» **Work to do**
In the listing below, count the lines with "true" and report only the figure.

Data records
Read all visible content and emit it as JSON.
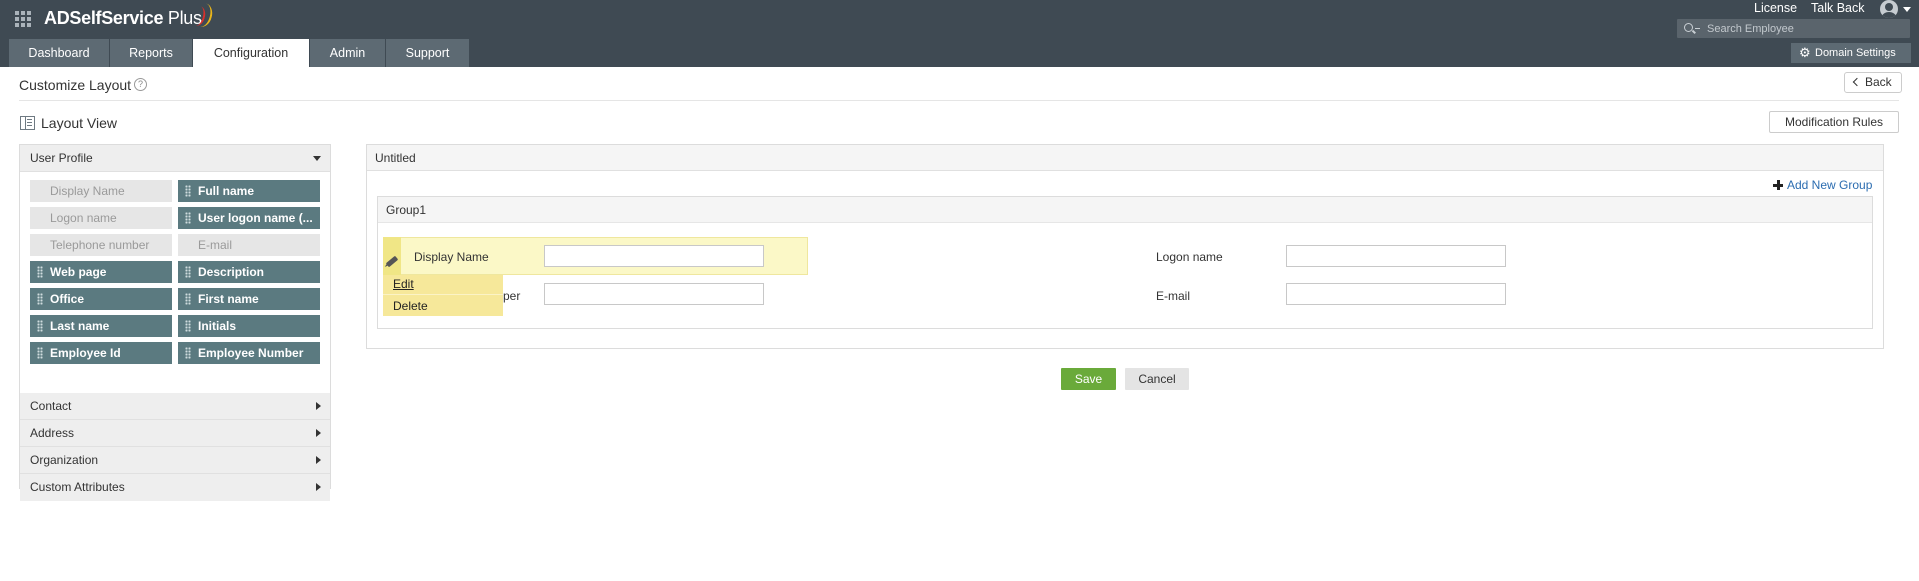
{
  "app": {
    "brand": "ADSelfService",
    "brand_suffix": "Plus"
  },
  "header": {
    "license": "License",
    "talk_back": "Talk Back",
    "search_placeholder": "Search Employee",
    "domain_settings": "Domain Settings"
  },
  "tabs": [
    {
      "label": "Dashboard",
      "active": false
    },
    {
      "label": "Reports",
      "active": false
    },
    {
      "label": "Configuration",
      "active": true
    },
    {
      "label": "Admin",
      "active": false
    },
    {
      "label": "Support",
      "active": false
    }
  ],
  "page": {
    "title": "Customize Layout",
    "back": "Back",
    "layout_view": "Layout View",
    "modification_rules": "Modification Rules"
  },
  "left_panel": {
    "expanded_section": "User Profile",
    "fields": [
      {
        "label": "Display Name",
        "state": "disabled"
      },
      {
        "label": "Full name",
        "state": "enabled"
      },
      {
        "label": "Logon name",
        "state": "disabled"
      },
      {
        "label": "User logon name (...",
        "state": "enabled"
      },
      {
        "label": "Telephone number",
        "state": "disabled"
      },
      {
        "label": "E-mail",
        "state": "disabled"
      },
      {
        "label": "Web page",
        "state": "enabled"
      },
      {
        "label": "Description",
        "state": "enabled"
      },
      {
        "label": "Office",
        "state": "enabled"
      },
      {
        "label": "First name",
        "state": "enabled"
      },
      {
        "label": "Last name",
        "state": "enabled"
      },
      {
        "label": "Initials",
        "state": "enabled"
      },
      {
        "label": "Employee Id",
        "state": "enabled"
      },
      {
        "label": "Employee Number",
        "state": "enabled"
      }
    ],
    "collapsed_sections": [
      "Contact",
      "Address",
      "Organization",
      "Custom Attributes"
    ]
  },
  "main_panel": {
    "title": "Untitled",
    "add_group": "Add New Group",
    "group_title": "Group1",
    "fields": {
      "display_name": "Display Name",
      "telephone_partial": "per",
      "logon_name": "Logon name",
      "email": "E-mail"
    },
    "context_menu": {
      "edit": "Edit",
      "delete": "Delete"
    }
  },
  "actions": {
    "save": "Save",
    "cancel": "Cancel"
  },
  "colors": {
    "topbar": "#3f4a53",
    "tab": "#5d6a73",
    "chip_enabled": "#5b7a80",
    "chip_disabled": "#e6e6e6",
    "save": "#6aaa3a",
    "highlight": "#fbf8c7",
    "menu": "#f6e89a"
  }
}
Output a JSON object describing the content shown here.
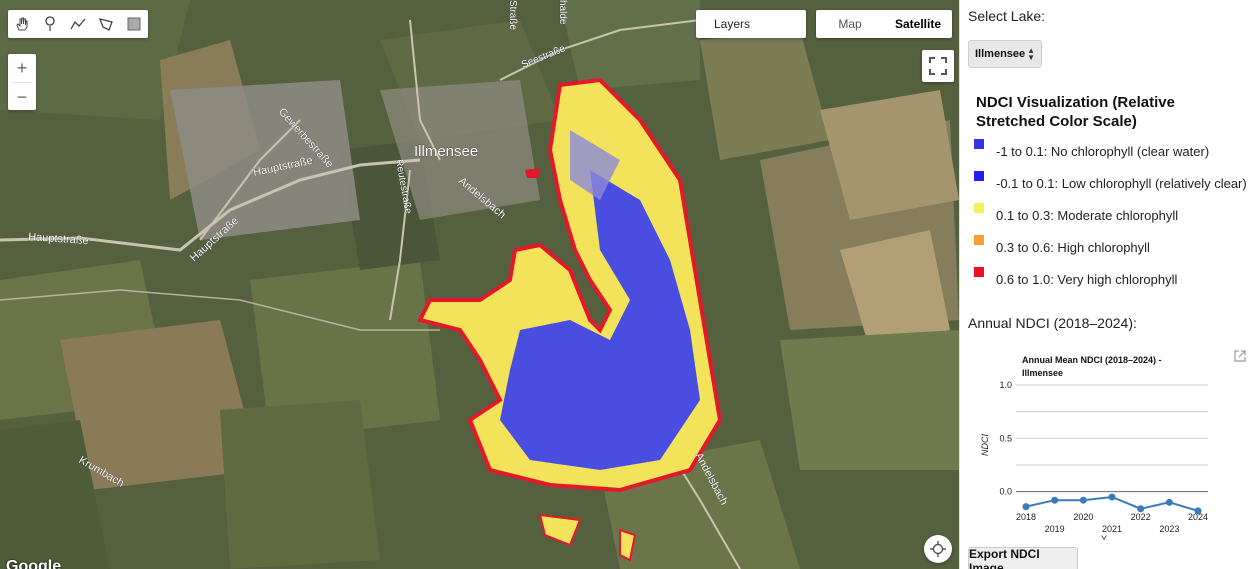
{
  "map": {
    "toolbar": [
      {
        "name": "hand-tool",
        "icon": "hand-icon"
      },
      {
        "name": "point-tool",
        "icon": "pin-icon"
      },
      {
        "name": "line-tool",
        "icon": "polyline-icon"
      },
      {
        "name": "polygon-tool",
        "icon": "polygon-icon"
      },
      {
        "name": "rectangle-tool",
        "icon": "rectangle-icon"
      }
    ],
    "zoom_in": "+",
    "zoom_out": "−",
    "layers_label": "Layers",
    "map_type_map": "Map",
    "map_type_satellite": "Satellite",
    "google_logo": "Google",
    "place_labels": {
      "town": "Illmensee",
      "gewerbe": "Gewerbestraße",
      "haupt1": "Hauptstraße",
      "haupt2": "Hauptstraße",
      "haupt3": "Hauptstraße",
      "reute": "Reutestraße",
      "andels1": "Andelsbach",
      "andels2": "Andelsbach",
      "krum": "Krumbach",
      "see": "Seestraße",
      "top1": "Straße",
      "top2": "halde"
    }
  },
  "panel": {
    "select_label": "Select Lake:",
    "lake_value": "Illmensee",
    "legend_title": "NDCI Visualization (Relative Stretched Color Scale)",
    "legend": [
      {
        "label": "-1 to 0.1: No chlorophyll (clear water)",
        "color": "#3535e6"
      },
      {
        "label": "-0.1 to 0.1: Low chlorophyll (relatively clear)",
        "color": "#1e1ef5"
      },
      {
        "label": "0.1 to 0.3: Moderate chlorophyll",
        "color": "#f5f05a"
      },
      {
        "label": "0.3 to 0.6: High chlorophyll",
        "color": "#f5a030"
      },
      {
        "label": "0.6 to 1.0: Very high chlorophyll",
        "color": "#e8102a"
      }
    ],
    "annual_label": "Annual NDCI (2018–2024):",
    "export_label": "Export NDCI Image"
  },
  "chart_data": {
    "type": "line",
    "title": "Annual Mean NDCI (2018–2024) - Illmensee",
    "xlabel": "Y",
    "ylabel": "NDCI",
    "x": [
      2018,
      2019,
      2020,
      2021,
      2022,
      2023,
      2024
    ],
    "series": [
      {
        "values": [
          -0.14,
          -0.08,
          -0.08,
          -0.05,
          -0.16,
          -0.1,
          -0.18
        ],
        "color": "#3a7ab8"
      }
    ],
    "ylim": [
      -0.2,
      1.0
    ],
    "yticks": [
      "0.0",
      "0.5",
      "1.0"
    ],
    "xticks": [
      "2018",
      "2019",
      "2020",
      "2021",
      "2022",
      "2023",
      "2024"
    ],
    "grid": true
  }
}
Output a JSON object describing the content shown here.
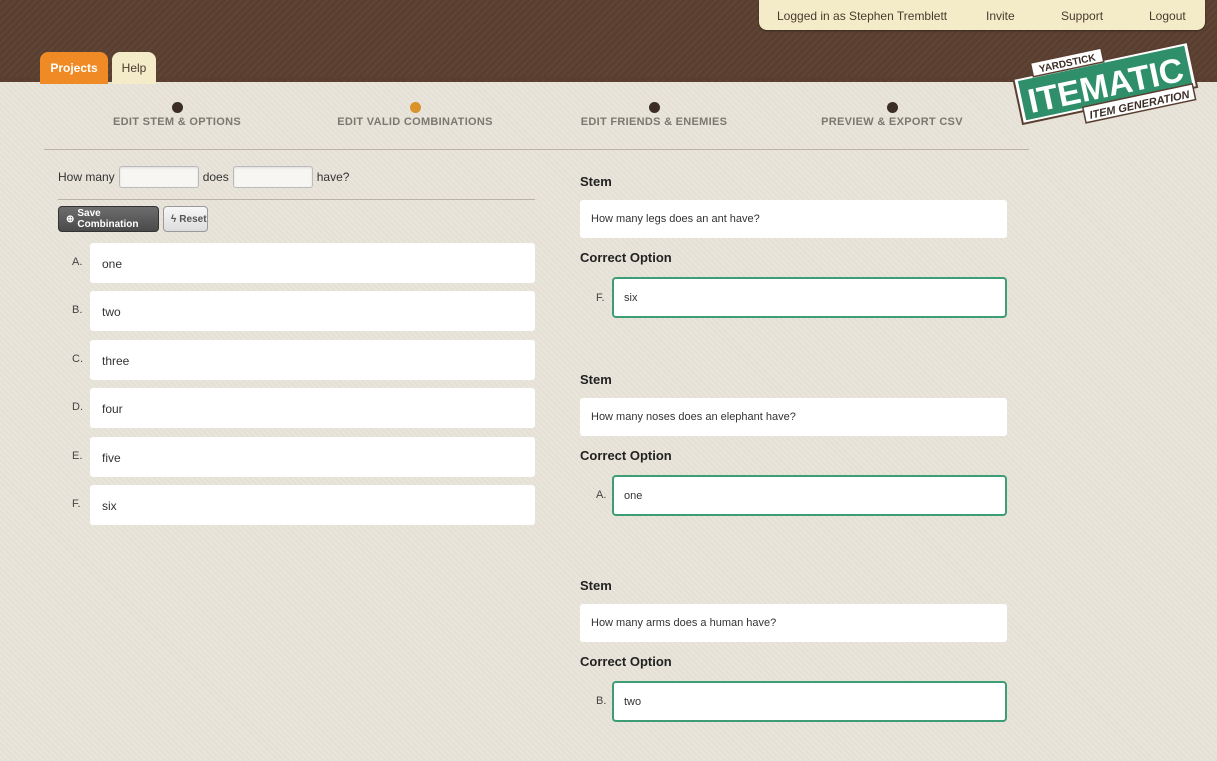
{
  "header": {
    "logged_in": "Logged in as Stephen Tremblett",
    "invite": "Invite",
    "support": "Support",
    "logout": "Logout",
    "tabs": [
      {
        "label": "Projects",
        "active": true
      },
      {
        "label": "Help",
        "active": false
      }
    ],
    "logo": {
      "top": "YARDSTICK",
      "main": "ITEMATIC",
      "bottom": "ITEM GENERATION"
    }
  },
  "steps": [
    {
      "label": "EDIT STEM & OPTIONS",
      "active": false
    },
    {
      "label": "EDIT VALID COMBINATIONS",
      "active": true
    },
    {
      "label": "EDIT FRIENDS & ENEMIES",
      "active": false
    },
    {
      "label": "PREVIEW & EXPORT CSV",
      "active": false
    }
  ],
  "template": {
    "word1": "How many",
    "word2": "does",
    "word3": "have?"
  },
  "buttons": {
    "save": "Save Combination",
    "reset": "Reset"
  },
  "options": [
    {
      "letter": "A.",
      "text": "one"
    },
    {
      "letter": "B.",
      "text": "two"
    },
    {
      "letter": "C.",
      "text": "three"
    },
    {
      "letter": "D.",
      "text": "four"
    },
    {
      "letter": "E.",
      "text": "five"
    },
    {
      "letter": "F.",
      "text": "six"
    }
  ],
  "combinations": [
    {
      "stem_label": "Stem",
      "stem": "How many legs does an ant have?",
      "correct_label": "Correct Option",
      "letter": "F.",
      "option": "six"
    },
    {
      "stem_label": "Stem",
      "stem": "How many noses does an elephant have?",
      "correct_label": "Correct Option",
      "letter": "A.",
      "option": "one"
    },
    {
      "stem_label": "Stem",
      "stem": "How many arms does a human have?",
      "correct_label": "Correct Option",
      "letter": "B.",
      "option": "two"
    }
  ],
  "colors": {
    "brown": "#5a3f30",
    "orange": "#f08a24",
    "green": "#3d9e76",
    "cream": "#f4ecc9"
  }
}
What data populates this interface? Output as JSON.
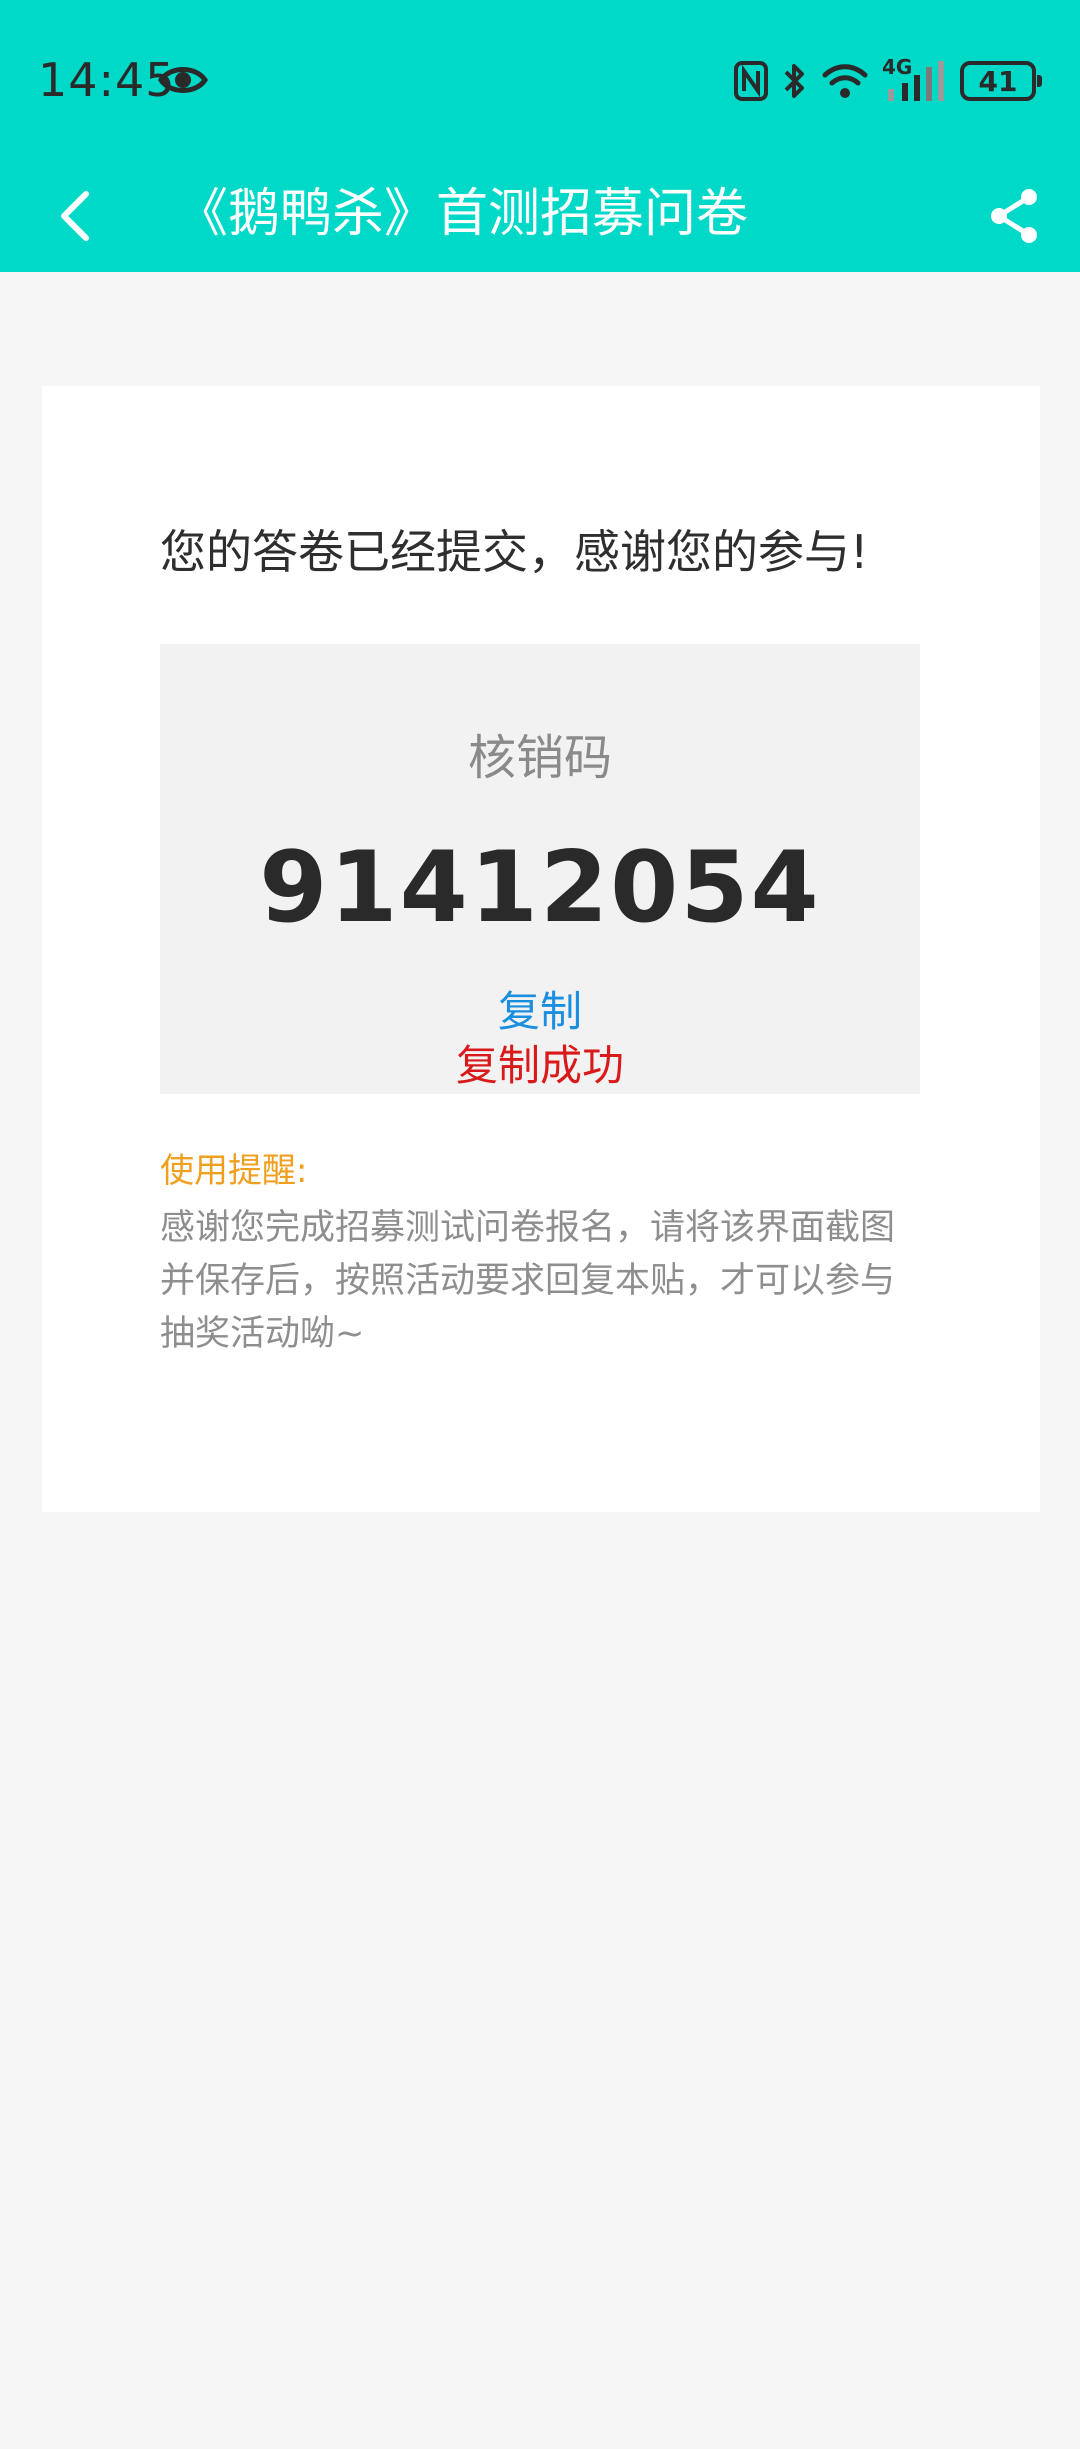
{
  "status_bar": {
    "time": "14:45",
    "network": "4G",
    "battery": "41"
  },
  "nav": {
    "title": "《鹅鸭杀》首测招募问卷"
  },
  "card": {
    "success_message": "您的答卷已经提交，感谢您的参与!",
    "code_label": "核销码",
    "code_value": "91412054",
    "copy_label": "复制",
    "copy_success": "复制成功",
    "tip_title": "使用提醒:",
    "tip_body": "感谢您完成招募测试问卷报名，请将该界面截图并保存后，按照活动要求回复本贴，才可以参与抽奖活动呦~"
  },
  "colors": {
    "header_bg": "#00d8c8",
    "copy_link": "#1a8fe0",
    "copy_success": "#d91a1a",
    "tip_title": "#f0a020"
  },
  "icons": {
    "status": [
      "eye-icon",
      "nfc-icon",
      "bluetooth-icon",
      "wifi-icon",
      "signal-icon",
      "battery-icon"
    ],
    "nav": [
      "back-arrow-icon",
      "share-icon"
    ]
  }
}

» **Answer to this problem**
4